-- Start Information shown --
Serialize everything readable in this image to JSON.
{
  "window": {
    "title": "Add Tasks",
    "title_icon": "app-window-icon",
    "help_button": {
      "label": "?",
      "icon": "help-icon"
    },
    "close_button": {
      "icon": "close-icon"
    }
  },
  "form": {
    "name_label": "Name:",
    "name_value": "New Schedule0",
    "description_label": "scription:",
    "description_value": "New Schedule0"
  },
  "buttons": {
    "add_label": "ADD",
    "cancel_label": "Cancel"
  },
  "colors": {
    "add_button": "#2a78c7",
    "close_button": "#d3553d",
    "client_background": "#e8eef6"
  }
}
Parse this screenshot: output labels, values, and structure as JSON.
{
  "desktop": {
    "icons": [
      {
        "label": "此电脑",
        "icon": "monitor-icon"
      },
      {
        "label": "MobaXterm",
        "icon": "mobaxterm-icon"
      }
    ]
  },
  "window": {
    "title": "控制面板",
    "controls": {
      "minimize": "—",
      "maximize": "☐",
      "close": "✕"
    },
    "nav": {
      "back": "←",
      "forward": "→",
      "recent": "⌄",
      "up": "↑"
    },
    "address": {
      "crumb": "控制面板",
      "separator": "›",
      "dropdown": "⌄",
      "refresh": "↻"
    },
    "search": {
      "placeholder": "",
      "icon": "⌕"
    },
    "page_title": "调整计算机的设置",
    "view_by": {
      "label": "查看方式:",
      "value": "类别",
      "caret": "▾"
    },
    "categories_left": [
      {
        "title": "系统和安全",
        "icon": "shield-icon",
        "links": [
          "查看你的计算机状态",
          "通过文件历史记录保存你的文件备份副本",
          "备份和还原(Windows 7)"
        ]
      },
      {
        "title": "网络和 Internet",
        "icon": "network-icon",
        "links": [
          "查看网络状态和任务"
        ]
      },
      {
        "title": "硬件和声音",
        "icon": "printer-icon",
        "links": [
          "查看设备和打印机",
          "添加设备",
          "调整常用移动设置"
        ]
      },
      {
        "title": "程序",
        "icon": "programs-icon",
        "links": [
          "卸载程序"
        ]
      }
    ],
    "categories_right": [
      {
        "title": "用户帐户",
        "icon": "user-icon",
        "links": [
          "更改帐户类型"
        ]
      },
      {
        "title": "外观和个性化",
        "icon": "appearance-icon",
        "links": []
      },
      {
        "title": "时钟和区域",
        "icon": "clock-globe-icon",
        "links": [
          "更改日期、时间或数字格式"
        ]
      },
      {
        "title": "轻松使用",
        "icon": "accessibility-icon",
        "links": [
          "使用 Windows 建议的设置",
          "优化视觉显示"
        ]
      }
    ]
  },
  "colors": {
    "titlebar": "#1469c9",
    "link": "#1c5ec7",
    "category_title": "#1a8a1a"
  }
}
-- End Information shown --
Written request. List every line from the entries above in which "JSON" appears.

Answer to the task.
Serialize everything readable in this image to JSON.
Parse this screenshot: output labels, values, and structure as JSON.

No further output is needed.